::: DATA EXCERPTS :::

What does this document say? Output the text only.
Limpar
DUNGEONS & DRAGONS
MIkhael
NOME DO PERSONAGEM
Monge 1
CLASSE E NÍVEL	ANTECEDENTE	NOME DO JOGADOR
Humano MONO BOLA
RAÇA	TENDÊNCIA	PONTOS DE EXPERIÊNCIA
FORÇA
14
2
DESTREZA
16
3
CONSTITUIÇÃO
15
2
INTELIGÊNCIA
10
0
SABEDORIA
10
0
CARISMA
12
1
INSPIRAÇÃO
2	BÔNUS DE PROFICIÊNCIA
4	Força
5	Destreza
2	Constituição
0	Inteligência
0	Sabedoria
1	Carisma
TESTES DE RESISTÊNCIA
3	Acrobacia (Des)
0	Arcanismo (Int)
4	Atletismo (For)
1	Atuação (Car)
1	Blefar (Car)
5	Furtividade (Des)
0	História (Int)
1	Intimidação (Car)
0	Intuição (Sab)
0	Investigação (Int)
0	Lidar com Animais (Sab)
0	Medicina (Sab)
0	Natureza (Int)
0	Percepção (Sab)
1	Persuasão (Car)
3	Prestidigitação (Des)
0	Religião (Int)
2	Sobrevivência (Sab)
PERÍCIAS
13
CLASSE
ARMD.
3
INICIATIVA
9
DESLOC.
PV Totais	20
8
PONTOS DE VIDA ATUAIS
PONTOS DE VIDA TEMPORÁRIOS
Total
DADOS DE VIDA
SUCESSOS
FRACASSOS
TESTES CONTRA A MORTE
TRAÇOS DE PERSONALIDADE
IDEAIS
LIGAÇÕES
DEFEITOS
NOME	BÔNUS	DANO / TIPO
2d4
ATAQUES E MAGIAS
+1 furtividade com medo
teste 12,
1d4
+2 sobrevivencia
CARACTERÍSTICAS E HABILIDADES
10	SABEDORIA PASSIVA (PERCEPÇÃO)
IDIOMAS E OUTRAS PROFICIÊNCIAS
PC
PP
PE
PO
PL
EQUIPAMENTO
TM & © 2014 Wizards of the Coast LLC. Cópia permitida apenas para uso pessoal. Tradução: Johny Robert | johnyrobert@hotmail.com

:::

** GOAL **
State how many lines of the listing above hold the word "BÔNUS", with nothing but the number.

** EXERCISE ANSWER **
2